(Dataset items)
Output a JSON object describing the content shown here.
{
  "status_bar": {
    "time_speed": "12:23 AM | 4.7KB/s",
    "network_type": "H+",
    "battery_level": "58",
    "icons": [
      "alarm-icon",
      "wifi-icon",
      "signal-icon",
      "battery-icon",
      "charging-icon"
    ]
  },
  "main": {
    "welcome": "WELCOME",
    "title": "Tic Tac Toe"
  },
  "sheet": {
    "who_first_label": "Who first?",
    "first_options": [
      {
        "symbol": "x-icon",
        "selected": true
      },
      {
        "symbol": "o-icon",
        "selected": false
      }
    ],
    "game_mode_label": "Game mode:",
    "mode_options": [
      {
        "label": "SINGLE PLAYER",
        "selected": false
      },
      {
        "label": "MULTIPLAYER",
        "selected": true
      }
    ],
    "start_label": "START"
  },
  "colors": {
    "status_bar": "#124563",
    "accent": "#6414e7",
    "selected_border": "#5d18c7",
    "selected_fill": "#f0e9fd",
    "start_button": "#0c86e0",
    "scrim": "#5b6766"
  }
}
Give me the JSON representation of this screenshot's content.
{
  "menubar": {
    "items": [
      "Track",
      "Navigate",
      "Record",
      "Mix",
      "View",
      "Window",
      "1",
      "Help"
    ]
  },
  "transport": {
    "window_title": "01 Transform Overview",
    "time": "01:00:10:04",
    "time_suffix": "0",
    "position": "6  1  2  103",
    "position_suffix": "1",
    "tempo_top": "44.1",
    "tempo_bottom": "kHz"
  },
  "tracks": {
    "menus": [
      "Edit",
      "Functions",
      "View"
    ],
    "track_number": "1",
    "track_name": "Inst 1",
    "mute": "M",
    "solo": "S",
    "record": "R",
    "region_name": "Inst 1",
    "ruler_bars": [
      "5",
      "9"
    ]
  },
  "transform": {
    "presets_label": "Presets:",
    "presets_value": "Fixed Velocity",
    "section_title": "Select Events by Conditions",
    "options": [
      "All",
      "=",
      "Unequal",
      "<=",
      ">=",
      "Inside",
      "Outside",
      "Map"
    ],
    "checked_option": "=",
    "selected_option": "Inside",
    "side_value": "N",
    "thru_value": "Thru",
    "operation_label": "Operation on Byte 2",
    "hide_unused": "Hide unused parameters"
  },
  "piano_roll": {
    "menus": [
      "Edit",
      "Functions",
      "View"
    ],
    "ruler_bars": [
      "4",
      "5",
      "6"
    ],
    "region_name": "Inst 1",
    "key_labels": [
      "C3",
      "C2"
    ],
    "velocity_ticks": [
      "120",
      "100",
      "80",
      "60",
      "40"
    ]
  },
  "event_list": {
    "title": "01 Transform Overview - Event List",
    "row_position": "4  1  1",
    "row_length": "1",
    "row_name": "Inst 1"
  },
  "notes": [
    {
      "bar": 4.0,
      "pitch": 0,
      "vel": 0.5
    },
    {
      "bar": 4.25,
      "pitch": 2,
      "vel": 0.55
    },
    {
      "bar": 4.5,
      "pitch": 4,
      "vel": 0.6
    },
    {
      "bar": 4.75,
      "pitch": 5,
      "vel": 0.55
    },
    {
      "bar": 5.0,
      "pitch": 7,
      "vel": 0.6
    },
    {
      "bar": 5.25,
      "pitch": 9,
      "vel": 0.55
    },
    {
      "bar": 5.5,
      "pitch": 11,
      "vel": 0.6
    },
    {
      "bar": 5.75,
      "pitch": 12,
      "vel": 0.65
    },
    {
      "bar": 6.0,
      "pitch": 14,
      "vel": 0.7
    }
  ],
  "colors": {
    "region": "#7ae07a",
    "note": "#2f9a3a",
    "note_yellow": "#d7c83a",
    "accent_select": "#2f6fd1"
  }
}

*Exercise brief*
Send back all of the entries exactly, with nothing missing.

*Final answer*
Output a JSON object describing the content shown here.
{
  "status_bar": {
    "time_speed": "12:23 AM | 4.7KB/s",
    "network_type": "H+",
    "battery_level": "58",
    "icons": [
      "alarm-icon",
      "wifi-icon",
      "signal-icon",
      "battery-icon",
      "charging-icon"
    ]
  },
  "main": {
    "welcome": "WELCOME",
    "title": "Tic Tac Toe"
  },
  "sheet": {
    "who_first_label": "Who first?",
    "first_options": [
      {
        "symbol": "x-icon",
        "selected": true
      },
      {
        "symbol": "o-icon",
        "selected": false
      }
    ],
    "game_mode_label": "Game mode:",
    "mode_options": [
      {
        "label": "SINGLE PLAYER",
        "selected": false
      },
      {
        "label": "MULTIPLAYER",
        "selected": true
      }
    ],
    "start_label": "START"
  },
  "colors": {
    "status_bar": "#124563",
    "accent": "#6414e7",
    "selected_border": "#5d18c7",
    "selected_fill": "#f0e9fd",
    "start_button": "#0c86e0",
    "scrim": "#5b6766"
  }
}
Give me the JSON representation of this screenshot's content.
{
  "menubar": {
    "items": [
      "Track",
      "Navigate",
      "Record",
      "Mix",
      "View",
      "Window",
      "1",
      "Help"
    ]
  },
  "transport": {
    "window_title": "01 Transform Overview",
    "time": "01:00:10:04",
    "time_suffix": "0",
    "position": "6  1  2  103",
    "position_suffix": "1",
    "tempo_top": "44.1",
    "tempo_bottom": "kHz"
  },
  "tracks": {
    "menus": [
      "Edit",
      "Functions",
      "View"
    ],
    "track_number": "1",
    "track_name": "Inst 1",
    "mute": "M",
    "solo": "S",
    "record": "R",
    "region_name": "Inst 1",
    "ruler_bars": [
      "5",
      "9"
    ]
  },
  "transform": {
    "presets_label": "Presets:",
    "presets_value": "Fixed Velocity",
    "section_title": "Select Events by Conditions",
    "options": [
      "All",
      "=",
      "Unequal",
      "<=",
      ">=",
      "Inside",
      "Outside",
      "Map"
    ],
    "checked_option": "=",
    "selected_option": "Inside",
    "side_value": "N",
    "thru_value": "Thru",
    "operation_label": "Operation on Byte 2",
    "hide_unused": "Hide unused parameters"
  },
  "piano_roll": {
    "menus": [
      "Edit",
      "Functions",
      "View"
    ],
    "ruler_bars": [
      "4",
      "5",
      "6"
    ],
    "region_name": "Inst 1",
    "key_labels": [
      "C3",
      "C2"
    ],
    "velocity_ticks": [
      "120",
      "100",
      "80",
      "60",
      "40"
    ]
  },
  "event_list": {
    "title": "01 Transform Overview - Event List",
    "row_position": "4  1  1",
    "row_length": "1",
    "row_name": "Inst 1"
  },
  "notes": [
    {
      "bar": 4.0,
      "pitch": 0,
      "vel": 0.5
    },
    {
      "bar": 4.25,
      "pitch": 2,
      "vel": 0.55
    },
    {
      "bar": 4.5,
      "pitch": 4,
      "vel": 0.6
    },
    {
      "bar": 4.75,
      "pitch": 5,
      "vel": 0.55
    },
    {
      "bar": 5.0,
      "pitch": 7,
      "vel": 0.6
    },
    {
      "bar": 5.25,
      "pitch": 9,
      "vel": 0.55
    },
    {
      "bar": 5.5,
      "pitch": 11,
      "vel": 0.6
    },
    {
      "bar": 5.75,
      "pitch": 12,
      "vel": 0.65
    },
    {
      "bar": 6.0,
      "pitch": 14,
      "vel": 0.7
    }
  ],
  "colors": {
    "region": "#7ae07a",
    "note": "#2f9a3a",
    "note_yellow": "#d7c83a",
    "accent_select": "#2f6fd1"
  }
}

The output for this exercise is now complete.